▶ [Job]
Pull out every line below that holds the word "name".

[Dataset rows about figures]
-------

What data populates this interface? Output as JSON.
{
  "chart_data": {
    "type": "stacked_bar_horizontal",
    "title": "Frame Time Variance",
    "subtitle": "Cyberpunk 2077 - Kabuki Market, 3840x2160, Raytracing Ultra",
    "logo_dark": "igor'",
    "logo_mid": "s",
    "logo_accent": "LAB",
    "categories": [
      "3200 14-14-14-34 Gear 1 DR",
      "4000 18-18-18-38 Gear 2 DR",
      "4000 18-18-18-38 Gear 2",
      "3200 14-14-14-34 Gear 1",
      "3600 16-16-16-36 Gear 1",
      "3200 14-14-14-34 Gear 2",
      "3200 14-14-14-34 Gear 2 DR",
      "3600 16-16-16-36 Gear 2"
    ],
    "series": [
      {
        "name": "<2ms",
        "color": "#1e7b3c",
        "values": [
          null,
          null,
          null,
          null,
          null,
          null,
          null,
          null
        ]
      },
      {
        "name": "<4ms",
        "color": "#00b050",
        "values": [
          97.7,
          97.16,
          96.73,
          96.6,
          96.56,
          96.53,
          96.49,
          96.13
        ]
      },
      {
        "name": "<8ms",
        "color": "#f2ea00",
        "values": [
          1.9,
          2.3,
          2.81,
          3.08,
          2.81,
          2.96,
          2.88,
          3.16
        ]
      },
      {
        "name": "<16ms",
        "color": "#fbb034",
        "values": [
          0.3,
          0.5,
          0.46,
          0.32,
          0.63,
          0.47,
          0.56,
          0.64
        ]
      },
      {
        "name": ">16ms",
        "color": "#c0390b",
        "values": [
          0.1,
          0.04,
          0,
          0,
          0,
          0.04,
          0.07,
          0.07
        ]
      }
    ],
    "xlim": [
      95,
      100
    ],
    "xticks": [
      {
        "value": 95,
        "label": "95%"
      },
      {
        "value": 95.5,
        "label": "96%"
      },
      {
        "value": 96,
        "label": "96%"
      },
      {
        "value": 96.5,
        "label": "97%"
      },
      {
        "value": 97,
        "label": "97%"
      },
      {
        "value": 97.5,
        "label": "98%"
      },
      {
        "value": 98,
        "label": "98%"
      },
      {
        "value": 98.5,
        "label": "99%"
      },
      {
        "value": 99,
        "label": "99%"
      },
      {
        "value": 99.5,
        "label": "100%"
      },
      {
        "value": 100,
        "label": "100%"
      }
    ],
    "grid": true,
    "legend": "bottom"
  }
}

-------

▶ [Result]
        "name": "<2ms",
        "name": "<4ms",
        "name": "<8ms",
        "name": "<16ms",
        "name": ">16ms",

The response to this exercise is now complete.